[START OF Listed entries]

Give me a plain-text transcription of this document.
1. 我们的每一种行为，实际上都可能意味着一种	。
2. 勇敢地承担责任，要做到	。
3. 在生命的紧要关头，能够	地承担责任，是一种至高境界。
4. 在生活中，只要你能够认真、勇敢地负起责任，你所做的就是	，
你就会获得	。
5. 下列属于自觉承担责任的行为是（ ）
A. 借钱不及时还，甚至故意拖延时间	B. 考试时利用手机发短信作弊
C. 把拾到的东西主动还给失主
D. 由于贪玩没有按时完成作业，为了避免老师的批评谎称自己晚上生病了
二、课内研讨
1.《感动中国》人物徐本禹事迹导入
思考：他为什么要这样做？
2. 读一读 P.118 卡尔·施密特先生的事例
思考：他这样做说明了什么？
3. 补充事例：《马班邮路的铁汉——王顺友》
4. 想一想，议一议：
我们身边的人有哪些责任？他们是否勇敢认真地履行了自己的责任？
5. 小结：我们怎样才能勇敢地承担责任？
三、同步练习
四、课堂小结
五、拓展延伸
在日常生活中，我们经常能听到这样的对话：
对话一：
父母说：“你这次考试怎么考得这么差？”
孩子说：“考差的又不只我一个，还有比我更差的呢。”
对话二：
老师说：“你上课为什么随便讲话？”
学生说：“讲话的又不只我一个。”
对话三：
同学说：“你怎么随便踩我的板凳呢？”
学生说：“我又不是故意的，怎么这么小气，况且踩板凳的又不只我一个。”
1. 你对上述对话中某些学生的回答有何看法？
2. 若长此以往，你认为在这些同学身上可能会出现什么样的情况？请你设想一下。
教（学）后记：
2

[END OF Listed entries]
[START OF Listed entries]

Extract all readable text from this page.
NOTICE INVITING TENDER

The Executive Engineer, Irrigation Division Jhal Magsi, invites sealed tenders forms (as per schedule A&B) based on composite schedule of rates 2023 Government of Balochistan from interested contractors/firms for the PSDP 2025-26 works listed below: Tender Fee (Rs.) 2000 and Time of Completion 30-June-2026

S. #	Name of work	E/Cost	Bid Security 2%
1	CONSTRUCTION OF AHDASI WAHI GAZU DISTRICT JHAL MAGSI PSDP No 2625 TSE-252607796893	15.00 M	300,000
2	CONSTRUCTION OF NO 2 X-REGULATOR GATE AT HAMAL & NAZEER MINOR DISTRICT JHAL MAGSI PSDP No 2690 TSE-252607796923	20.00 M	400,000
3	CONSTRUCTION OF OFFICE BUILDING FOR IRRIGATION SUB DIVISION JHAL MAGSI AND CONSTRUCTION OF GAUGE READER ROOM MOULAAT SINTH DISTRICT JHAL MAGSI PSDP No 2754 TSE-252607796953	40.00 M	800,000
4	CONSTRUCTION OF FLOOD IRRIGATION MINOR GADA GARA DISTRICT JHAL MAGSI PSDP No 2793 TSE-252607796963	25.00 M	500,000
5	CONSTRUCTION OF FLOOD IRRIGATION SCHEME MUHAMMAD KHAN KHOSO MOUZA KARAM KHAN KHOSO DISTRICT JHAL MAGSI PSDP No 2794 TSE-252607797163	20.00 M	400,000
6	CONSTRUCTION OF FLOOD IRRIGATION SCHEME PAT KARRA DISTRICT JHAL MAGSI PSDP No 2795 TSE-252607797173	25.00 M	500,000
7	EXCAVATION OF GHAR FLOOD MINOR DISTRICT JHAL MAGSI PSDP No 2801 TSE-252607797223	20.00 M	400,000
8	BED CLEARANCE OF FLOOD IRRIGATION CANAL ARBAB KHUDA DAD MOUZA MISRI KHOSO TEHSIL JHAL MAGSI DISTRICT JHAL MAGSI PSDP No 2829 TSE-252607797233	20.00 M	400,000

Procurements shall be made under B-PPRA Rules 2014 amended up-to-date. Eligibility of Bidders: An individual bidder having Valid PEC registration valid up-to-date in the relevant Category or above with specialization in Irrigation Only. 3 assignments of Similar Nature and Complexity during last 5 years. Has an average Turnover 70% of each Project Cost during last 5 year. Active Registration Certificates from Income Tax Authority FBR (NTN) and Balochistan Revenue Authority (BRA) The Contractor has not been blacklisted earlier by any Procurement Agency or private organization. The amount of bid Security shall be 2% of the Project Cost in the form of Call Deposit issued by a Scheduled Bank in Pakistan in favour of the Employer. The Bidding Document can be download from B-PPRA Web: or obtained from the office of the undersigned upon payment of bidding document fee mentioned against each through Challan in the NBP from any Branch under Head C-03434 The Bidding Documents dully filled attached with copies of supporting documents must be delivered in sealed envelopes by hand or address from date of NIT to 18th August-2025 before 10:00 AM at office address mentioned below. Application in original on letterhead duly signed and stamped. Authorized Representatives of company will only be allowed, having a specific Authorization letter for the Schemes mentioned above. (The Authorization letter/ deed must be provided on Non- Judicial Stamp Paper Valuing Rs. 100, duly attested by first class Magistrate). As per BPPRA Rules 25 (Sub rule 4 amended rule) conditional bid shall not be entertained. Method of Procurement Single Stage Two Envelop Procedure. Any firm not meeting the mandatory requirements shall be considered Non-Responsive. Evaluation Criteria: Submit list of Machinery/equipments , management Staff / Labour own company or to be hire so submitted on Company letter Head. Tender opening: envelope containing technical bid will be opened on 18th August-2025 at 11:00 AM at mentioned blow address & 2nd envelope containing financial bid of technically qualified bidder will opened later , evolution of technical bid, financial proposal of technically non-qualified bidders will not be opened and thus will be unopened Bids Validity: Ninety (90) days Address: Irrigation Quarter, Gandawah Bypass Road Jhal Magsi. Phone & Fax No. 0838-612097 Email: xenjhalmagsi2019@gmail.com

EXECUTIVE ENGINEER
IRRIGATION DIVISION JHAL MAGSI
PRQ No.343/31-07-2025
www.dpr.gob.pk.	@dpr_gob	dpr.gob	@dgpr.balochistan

[END OF Listed entries]

What this task involves
Identify the lines above with the word "MOUZA". Copy them.

Finished task
5	CONSTRUCTION OF FLOOD IRRIGATION SCHEME MUHAMMAD KHAN KHOSO MOUZA KARAM KHAN KHOSO DISTRICT JHAL MAGSI PSDP No 2794 TSE-252607797163	20.00 M	400,000
8	BED CLEARANCE OF FLOOD IRRIGATION CANAL ARBAB KHUDA DAD MOUZA MISRI KHOSO TEHSIL JHAL MAGSI DISTRICT JHAL MAGSI PSDP No 2829 TSE-252607797233	20.00 M	400,000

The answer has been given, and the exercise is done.